* _Problem to solve_:
Omit the pictures, then write out every entry exactly as it reads.

────

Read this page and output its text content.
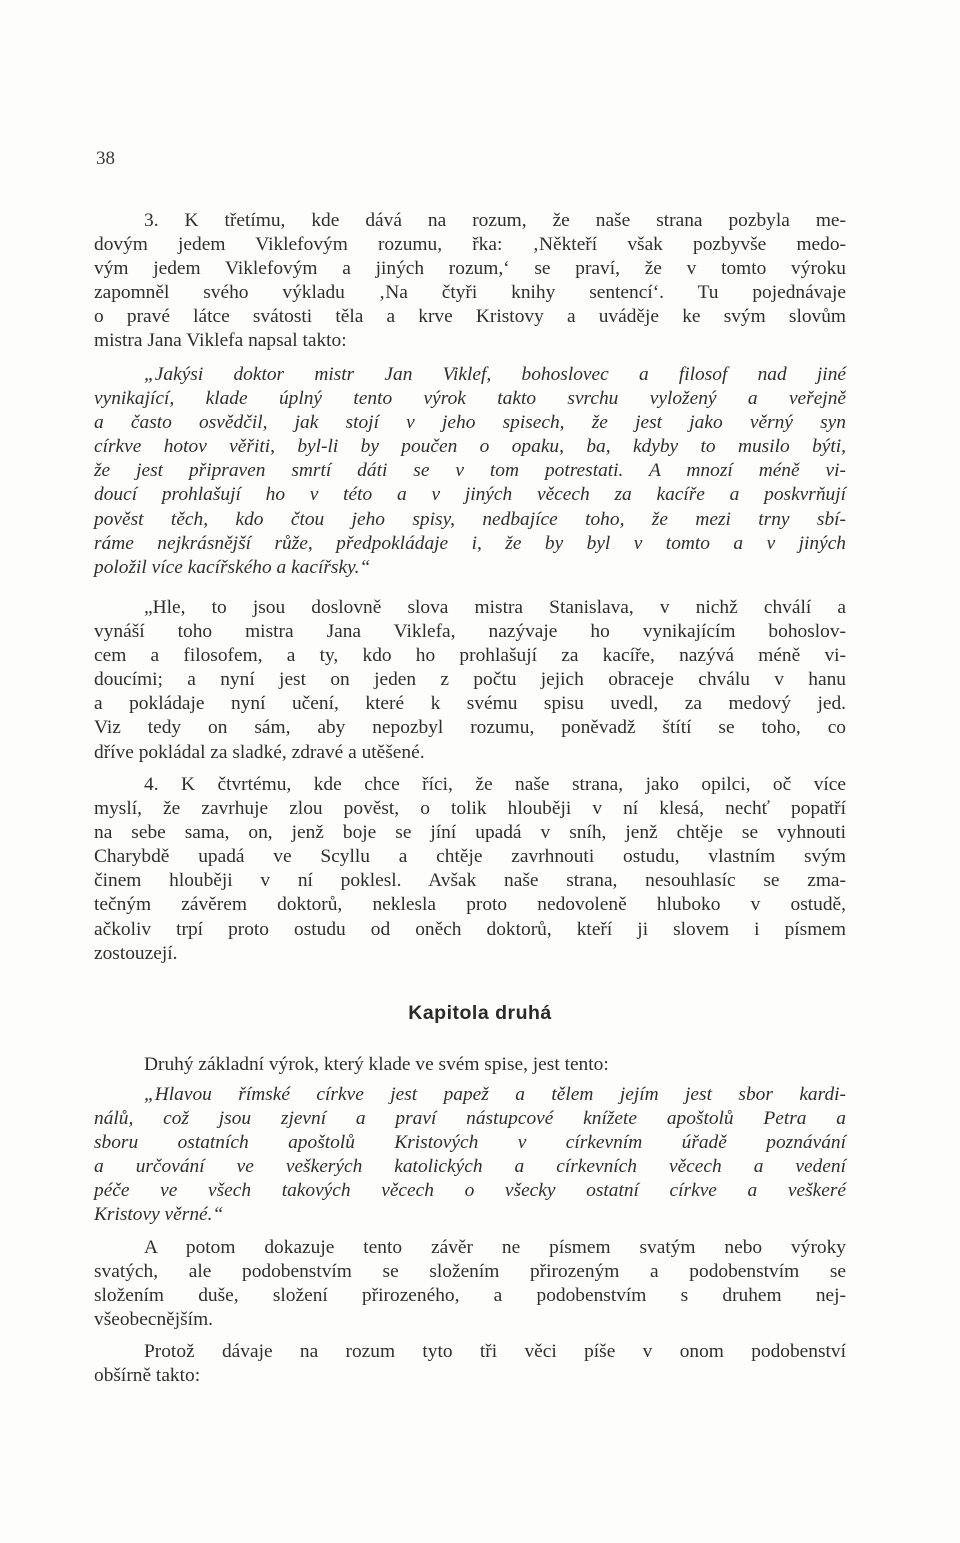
38
3. K třetímu, kde dává na rozum, že naše strana pozbyla me-
dovým jedem Viklefovým rozumu, řka: ‚Někteří však pozbyvše medo-
vým jedem Viklefovým a jiných rozum,‘ se praví, že v tomto výroku
zapomněl svého výkladu ‚Na čtyři knihy sentencí‘. Tu pojednávaje
o pravé látce svátosti těla a krve Kristovy a uváděje ke svým slovům
mistra Jana Viklefa napsal takto:
„Jakýsi doktor mistr Jan Viklef, bohoslovec a filosof nad jiné
vynikající, klade úplný tento výrok takto svrchu vyložený a veřejně
a často osvědčil, jak stojí v jeho spisech, že jest jako věrný syn
církve hotov věřiti, byl-li by poučen o opaku, ba, kdyby to musilo býti,
že jest připraven smrtí dáti se v tom potrestati. A mnozí méně vi-
doucí prohlašují ho v této a v jiných věcech za kacíře a poskvrňují
pověst těch, kdo čtou jeho spisy, nedbajíce toho, že mezi trny sbí-
ráme nejkrásnější růže, předpokládaje i, že by byl v tomto a v jiných
položil více kacířského a kacířsky.“
„Hle, to jsou doslovně slova mistra Stanislava, v nichž chválí a
vynáší toho mistra Jana Viklefa, nazývaje ho vynikajícím bohoslov-
cem a filosofem, a ty, kdo ho prohlašují za kacíře, nazývá méně vi-
doucími; a nyní jest on jeden z počtu jejich obraceje chválu v hanu
a pokládaje nyní učení, které k svému spisu uvedl, za medový jed.
Viz tedy on sám, aby nepozbyl rozumu, poněvadž štítí se toho, co
dříve pokládal za sladké, zdravé a utěšené.
4. K čtvrtému, kde chce říci, že naše strana, jako opilci, oč více
myslí, že zavrhuje zlou pověst, o tolik hlouběji v ní klesá, nechť popatří
na sebe sama, on, jenž boje se jíní upadá v sníh, jenž chtěje se vyhnouti
Charybdě upadá ve Scyllu a chtěje zavrhnouti ostudu, vlastním svým
činem hlouběji v ní poklesl. Avšak naše strana, nesouhlasíc se zma-
tečným závěrem doktorů, neklesla proto nedovoleně hluboko v ostudě,
ačkoliv trpí proto ostudu od oněch doktorů, kteří ji slovem i písmem
zostouzejí.
Kapitola druhá
Druhý základní výrok, který klade ve svém spise, jest tento:
„Hlavou římské církve jest papež a tělem jejím jest sbor kardi-
nálů, což jsou zjevní a praví nástupcové knížete apoštolů Petra a
sboru ostatních apoštolů Kristových v církevním úřadě poznávání
a určování ve veškerých katolických a církevních věcech a vedení
péče ve všech takových věcech o všecky ostatní církve a veškeré
Kristovy věrné.“
A potom dokazuje tento závěr ne písmem svatým nebo výroky
svatých, ale podobenstvím se složením přirozeným a podobenstvím se
složením duše, složení přirozeného, a podobenstvím s druhem nej-
všeobecnějším.
Protož dávaje na rozum tyto tři věci píše v onom podobenství
obšírně takto:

────

* _Task output_:
Read this page and output its text content.
38
3. K třetímu, kde dává na rozum, že naše strana pozbyla me-
dovým jedem Viklefovým rozumu, řka: ‚Někteří však pozbyvše medo-
vým jedem Viklefovým a jiných rozum,‘ se praví, že v tomto výroku
zapomněl svého výkladu ‚Na čtyři knihy sentencí‘. Tu pojednávaje
o pravé látce svátosti těla a krve Kristovy a uváděje ke svým slovům
mistra Jana Viklefa napsal takto:
„Jakýsi doktor mistr Jan Viklef, bohoslovec a filosof nad jiné
vynikající, klade úplný tento výrok takto svrchu vyložený a veřejně
a často osvědčil, jak stojí v jeho spisech, že jest jako věrný syn
církve hotov věřiti, byl-li by poučen o opaku, ba, kdyby to musilo býti,
že jest připraven smrtí dáti se v tom potrestati. A mnozí méně vi-
doucí prohlašují ho v této a v jiných věcech za kacíře a poskvrňují
pověst těch, kdo čtou jeho spisy, nedbajíce toho, že mezi trny sbí-
ráme nejkrásnější růže, předpokládaje i, že by byl v tomto a v jiných
položil více kacířského a kacířsky.“
„Hle, to jsou doslovně slova mistra Stanislava, v nichž chválí a
vynáší toho mistra Jana Viklefa, nazývaje ho vynikajícím bohoslov-
cem a filosofem, a ty, kdo ho prohlašují za kacíře, nazývá méně vi-
doucími; a nyní jest on jeden z počtu jejich obraceje chválu v hanu
a pokládaje nyní učení, které k svému spisu uvedl, za medový jed.
Viz tedy on sám, aby nepozbyl rozumu, poněvadž štítí se toho, co
dříve pokládal za sladké, zdravé a utěšené.
4. K čtvrtému, kde chce říci, že naše strana, jako opilci, oč více
myslí, že zavrhuje zlou pověst, o tolik hlouběji v ní klesá, nechť popatří
na sebe sama, on, jenž boje se jíní upadá v sníh, jenž chtěje se vyhnouti
Charybdě upadá ve Scyllu a chtěje zavrhnouti ostudu, vlastním svým
činem hlouběji v ní poklesl. Avšak naše strana, nesouhlasíc se zma-
tečným závěrem doktorů, neklesla proto nedovoleně hluboko v ostudě,
ačkoliv trpí proto ostudu od oněch doktorů, kteří ji slovem i písmem
zostouzejí.
Kapitola druhá
Druhý základní výrok, který klade ve svém spise, jest tento:
„Hlavou římské církve jest papež a tělem jejím jest sbor kardi-
nálů, což jsou zjevní a praví nástupcové knížete apoštolů Petra a
sboru ostatních apoštolů Kristových v církevním úřadě poznávání
a určování ve veškerých katolických a církevních věcech a vedení
péče ve všech takových věcech o všecky ostatní církve a veškeré
Kristovy věrné.“
A potom dokazuje tento závěr ne písmem svatým nebo výroky
svatých, ale podobenstvím se složením přirozeným a podobenstvím se
složením duše, složení přirozeného, a podobenstvím s druhem nej-
všeobecnějším.
Protož dávaje na rozum tyto tři věci píše v onom podobenství
obšírně takto:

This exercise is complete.